EXERCISE
Check each line of the material below for "full", then copy the ones that contain it.

RECORDS
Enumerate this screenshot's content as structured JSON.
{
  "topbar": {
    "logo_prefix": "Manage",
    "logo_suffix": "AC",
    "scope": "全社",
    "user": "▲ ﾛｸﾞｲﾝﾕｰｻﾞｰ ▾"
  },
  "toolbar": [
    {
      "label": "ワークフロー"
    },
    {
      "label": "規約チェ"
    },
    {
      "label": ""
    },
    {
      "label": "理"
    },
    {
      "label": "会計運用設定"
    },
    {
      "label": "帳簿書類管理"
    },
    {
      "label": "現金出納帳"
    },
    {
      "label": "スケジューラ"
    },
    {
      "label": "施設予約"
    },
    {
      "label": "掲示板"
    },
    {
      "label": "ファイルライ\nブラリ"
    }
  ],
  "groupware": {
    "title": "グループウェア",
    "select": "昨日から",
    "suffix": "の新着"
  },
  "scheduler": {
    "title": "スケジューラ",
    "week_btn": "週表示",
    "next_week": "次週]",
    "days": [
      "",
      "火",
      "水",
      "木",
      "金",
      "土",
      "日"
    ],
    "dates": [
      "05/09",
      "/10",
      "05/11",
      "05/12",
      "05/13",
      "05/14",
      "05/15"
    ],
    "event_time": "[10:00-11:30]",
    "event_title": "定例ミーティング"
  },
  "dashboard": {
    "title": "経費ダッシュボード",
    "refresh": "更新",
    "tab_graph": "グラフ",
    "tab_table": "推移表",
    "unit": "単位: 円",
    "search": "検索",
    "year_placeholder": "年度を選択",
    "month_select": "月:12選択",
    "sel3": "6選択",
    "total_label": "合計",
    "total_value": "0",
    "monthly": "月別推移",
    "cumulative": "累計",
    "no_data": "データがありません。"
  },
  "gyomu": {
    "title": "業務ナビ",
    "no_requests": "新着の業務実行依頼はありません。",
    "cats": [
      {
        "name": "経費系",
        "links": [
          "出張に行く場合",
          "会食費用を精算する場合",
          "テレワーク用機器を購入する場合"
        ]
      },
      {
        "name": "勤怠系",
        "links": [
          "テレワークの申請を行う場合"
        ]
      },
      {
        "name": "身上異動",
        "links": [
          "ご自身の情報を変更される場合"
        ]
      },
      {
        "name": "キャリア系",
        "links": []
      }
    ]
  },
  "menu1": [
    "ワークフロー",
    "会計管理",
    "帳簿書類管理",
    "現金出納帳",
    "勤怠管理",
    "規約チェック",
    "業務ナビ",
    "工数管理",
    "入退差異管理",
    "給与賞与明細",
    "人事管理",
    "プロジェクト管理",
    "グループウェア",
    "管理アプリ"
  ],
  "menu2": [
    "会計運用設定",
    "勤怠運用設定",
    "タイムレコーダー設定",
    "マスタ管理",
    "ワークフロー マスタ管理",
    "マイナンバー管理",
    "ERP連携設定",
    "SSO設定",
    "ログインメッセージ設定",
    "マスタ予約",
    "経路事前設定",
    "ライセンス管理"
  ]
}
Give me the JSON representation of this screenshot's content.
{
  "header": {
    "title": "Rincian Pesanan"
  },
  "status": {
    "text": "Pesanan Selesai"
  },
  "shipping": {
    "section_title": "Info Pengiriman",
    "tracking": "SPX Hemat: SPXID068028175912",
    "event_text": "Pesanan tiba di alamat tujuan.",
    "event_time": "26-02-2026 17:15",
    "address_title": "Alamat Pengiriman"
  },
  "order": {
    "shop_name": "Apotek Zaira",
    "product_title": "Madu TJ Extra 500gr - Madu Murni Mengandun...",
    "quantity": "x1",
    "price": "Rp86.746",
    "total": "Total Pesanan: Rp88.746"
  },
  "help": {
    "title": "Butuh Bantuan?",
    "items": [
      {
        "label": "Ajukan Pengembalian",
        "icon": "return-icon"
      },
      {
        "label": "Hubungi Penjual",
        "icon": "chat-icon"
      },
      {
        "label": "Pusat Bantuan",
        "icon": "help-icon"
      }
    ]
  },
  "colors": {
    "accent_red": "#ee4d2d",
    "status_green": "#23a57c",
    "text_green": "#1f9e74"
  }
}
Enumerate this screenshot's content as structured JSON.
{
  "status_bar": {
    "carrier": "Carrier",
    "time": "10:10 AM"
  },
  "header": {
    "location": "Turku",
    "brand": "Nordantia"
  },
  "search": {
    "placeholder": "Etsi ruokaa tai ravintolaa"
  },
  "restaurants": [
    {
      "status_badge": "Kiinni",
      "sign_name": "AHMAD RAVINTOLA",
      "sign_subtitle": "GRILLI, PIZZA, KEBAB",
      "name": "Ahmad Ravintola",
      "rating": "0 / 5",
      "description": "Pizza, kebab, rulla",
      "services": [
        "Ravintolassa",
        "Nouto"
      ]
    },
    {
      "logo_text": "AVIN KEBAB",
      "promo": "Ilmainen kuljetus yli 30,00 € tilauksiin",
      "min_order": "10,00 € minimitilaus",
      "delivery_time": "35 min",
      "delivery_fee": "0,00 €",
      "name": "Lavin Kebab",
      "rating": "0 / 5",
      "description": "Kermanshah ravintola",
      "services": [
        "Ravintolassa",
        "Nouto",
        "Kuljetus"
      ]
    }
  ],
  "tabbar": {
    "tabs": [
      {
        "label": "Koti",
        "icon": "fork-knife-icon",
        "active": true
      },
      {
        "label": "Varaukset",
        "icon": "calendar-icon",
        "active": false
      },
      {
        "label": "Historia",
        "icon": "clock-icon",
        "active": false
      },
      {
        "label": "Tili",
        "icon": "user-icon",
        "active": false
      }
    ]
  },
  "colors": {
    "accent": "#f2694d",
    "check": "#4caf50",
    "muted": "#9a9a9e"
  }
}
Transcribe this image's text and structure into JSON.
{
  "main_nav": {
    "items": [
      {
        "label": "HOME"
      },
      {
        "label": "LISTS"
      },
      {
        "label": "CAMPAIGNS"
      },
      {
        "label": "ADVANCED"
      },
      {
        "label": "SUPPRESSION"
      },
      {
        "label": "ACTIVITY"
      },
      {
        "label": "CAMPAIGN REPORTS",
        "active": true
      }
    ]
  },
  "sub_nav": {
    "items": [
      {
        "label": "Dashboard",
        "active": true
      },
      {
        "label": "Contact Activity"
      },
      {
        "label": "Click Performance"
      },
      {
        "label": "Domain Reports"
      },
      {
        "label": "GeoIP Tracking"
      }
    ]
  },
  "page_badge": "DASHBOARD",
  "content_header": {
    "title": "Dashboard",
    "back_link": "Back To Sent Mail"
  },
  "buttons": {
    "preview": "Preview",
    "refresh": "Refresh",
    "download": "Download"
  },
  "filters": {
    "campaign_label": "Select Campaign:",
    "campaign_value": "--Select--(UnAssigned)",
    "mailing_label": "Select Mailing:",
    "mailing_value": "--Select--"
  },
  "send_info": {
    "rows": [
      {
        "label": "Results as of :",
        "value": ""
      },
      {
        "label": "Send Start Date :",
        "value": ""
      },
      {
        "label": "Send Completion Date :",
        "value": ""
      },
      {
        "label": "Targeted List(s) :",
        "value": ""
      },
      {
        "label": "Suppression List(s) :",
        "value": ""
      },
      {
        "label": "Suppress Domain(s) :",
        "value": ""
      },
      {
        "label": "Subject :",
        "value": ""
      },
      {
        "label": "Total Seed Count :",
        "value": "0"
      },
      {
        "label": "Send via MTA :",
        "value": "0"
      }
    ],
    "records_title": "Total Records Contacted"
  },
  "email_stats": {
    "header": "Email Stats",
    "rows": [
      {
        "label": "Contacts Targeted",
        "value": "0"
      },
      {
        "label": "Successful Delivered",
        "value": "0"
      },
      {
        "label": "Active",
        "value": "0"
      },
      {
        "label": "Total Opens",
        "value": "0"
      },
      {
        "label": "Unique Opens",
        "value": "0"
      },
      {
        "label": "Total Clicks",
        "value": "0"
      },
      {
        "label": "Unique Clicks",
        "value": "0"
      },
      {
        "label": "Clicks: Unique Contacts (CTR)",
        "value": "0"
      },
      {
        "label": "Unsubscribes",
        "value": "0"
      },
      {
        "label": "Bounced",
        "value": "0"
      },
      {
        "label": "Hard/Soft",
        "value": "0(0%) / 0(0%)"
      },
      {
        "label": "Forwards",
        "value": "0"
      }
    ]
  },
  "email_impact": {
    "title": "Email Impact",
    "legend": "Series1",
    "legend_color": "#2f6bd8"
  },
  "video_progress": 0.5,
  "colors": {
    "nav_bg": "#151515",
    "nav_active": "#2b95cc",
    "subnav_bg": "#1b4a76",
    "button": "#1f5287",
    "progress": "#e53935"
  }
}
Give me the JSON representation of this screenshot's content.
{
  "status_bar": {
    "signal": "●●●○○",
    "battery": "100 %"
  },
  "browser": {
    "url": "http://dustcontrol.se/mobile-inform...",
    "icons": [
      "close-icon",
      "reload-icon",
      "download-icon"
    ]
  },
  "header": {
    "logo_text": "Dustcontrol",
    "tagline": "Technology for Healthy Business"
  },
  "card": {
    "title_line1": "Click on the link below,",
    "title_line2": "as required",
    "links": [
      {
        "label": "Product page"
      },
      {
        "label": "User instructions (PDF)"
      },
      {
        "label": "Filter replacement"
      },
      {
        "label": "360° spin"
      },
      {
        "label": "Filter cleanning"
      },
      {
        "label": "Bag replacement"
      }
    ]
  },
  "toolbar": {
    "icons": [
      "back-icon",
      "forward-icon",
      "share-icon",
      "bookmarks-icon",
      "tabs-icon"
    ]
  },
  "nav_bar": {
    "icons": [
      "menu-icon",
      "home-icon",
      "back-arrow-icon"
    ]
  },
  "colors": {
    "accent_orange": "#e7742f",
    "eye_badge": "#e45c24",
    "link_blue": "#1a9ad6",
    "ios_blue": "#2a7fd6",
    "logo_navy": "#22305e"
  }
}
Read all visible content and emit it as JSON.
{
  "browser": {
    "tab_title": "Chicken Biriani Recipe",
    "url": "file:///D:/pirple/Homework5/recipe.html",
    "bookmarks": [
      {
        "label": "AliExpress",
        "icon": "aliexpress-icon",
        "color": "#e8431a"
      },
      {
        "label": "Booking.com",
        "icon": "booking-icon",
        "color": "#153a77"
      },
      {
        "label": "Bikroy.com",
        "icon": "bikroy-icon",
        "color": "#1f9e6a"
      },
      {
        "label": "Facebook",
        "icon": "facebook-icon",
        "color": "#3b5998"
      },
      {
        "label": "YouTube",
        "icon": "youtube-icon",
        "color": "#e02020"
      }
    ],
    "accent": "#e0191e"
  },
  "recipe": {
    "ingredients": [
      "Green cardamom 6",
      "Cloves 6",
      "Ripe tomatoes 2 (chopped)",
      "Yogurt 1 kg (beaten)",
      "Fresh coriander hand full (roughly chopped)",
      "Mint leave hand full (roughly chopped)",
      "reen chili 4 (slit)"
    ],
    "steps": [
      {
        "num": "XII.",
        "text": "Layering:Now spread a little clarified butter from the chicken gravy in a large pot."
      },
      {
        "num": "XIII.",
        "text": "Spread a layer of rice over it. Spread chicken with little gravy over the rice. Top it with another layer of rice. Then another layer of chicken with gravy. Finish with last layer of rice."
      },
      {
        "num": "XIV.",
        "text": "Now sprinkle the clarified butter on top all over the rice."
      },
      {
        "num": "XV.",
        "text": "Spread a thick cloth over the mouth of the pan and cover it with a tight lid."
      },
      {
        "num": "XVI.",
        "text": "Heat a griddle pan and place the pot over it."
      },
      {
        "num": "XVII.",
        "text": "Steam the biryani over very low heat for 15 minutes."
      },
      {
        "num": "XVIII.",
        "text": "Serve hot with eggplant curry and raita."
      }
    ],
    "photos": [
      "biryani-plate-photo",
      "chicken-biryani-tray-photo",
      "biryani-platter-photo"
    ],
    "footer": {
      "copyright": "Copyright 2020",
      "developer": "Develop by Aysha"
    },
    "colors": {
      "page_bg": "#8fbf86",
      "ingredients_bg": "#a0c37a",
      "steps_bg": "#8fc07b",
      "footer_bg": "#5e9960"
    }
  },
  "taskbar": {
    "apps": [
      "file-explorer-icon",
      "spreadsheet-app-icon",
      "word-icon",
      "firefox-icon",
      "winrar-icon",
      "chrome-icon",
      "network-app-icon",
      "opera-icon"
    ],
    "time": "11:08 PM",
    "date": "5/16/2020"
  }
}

SOLVED EXERCISE
      "Fresh coriander hand full (roughly chopped)",
      "Mint leave hand full (roughly chopped)",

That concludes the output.